Exercise details> Find the lines that hold the word "Productivity" and return them.

Material for the task>
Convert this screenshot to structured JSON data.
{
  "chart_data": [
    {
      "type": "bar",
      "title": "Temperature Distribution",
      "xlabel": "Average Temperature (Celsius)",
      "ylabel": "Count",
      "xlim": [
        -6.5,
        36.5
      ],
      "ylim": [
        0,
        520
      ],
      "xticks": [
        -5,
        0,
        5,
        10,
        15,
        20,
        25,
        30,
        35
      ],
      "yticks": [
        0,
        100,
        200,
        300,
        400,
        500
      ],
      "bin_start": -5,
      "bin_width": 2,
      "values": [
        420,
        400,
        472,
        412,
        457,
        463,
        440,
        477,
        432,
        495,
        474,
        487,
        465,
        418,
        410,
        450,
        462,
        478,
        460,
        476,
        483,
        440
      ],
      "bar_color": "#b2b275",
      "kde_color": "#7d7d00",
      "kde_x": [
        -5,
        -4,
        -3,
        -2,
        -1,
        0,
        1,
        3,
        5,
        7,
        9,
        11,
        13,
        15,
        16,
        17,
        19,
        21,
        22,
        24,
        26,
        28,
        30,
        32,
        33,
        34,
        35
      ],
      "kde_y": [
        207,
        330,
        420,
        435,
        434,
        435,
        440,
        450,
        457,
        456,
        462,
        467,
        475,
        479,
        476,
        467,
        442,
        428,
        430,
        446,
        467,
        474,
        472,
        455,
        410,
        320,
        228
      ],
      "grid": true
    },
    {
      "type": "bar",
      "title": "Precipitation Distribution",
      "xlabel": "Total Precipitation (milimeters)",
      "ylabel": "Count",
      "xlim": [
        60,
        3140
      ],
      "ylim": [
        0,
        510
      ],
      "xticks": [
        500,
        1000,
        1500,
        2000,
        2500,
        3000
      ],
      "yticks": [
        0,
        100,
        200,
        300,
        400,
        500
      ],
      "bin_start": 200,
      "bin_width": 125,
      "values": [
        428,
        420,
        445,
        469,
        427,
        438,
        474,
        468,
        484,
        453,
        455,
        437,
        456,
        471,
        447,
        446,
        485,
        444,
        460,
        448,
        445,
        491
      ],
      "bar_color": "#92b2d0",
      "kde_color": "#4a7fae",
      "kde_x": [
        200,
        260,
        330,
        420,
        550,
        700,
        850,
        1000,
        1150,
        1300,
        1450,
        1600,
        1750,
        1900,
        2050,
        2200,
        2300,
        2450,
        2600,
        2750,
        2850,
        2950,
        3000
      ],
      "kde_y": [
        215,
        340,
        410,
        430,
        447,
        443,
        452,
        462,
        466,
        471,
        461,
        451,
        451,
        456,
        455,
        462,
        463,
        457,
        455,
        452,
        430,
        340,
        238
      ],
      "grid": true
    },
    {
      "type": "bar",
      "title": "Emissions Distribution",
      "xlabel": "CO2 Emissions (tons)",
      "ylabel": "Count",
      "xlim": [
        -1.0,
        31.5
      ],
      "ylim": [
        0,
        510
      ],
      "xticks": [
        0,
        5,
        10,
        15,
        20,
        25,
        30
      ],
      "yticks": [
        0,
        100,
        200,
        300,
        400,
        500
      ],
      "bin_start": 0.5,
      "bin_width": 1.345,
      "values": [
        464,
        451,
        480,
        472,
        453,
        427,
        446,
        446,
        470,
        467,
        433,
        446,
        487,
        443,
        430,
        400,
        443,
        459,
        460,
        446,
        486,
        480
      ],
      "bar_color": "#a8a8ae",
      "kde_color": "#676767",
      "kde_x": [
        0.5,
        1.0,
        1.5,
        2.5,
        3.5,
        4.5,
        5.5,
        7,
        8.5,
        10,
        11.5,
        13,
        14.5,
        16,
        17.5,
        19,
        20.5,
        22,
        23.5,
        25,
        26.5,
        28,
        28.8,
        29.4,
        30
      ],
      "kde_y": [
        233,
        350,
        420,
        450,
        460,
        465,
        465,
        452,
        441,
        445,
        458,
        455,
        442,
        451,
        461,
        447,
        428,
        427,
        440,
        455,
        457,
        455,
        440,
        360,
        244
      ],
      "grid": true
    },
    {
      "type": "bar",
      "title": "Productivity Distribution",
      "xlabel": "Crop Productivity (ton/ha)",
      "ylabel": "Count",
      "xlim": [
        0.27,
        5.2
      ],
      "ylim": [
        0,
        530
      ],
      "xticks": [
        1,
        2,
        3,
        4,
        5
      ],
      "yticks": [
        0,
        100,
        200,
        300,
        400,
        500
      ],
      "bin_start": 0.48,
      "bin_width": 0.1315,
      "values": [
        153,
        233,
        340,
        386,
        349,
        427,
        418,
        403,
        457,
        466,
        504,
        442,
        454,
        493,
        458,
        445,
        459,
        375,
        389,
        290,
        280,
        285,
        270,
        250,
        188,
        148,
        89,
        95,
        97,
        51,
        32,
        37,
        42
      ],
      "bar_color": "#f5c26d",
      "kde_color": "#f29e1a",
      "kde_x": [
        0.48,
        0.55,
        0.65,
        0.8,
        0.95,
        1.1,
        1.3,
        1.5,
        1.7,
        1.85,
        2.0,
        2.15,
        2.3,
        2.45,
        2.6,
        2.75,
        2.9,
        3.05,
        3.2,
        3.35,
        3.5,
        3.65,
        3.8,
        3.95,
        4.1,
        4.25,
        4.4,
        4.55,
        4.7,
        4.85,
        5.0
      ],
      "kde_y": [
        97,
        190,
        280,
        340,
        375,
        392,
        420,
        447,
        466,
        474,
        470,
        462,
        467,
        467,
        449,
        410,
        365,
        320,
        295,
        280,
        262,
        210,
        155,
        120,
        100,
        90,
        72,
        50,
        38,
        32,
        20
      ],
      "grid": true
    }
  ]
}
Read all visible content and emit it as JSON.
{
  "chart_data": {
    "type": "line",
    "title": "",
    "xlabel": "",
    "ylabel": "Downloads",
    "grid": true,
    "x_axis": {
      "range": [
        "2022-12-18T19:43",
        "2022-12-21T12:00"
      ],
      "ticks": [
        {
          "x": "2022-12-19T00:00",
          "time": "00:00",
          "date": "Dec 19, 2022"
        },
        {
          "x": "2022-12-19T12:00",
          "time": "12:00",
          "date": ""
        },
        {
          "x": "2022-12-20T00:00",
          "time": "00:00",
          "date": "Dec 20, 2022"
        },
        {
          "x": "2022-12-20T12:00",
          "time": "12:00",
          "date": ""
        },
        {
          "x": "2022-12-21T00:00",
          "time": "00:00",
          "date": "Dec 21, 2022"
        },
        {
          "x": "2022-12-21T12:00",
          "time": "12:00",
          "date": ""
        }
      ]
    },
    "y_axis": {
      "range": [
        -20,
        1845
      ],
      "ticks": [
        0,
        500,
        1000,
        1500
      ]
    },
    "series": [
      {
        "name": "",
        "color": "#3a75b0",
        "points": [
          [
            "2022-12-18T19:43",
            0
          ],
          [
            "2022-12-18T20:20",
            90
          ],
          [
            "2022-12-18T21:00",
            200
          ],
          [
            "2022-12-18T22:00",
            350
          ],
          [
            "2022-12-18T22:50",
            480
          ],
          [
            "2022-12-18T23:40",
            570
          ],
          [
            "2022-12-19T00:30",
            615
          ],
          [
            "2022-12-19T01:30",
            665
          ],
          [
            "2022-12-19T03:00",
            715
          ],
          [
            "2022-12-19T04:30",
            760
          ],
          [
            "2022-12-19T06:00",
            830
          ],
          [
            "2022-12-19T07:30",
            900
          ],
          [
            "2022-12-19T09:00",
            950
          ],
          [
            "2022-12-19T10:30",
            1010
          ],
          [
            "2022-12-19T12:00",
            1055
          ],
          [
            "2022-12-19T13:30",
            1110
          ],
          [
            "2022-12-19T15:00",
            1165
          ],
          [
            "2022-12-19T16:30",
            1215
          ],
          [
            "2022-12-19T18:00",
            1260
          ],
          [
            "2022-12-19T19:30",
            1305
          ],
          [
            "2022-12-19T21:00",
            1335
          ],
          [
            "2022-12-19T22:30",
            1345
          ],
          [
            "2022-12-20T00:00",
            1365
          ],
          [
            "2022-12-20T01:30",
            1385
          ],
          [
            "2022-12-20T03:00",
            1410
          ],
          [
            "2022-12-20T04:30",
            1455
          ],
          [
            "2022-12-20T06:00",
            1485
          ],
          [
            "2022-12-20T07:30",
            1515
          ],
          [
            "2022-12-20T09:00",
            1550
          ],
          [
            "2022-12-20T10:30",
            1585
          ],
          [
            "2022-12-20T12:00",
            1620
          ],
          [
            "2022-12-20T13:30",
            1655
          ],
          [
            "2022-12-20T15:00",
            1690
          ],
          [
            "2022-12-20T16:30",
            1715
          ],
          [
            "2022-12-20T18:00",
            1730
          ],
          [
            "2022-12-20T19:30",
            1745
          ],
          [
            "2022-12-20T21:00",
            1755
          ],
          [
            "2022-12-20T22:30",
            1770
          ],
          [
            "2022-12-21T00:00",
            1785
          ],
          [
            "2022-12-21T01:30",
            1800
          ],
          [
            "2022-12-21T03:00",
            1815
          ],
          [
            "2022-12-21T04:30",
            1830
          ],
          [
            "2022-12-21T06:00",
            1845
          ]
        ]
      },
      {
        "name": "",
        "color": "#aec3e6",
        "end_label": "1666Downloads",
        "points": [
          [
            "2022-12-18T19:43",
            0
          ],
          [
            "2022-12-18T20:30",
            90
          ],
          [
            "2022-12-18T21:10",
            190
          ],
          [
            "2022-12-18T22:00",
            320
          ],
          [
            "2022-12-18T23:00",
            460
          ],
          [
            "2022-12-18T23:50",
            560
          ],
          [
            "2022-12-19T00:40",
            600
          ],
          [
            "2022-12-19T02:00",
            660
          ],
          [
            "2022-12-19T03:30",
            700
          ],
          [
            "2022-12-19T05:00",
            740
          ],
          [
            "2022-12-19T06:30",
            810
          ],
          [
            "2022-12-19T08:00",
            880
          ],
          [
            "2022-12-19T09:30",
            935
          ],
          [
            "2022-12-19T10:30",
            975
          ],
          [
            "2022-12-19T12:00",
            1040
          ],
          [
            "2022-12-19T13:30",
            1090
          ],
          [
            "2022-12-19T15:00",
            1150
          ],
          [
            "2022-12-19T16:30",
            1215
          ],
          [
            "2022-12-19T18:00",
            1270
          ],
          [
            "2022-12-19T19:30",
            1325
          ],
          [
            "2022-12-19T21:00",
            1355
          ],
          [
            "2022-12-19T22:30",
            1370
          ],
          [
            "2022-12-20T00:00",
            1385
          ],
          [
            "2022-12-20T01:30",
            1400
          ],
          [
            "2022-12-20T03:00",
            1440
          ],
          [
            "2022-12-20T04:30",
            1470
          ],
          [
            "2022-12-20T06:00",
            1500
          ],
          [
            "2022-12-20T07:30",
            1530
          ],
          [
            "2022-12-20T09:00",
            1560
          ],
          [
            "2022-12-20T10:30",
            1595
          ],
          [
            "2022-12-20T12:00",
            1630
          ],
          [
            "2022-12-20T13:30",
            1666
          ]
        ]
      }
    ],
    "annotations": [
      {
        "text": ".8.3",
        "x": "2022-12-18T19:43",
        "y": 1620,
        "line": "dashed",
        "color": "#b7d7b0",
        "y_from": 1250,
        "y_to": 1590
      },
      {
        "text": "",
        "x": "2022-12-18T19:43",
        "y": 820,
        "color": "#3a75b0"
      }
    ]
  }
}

Full answer>
      "title": "Productivity Distribution",
      "xlabel": "Crop Productivity (ton/ha)",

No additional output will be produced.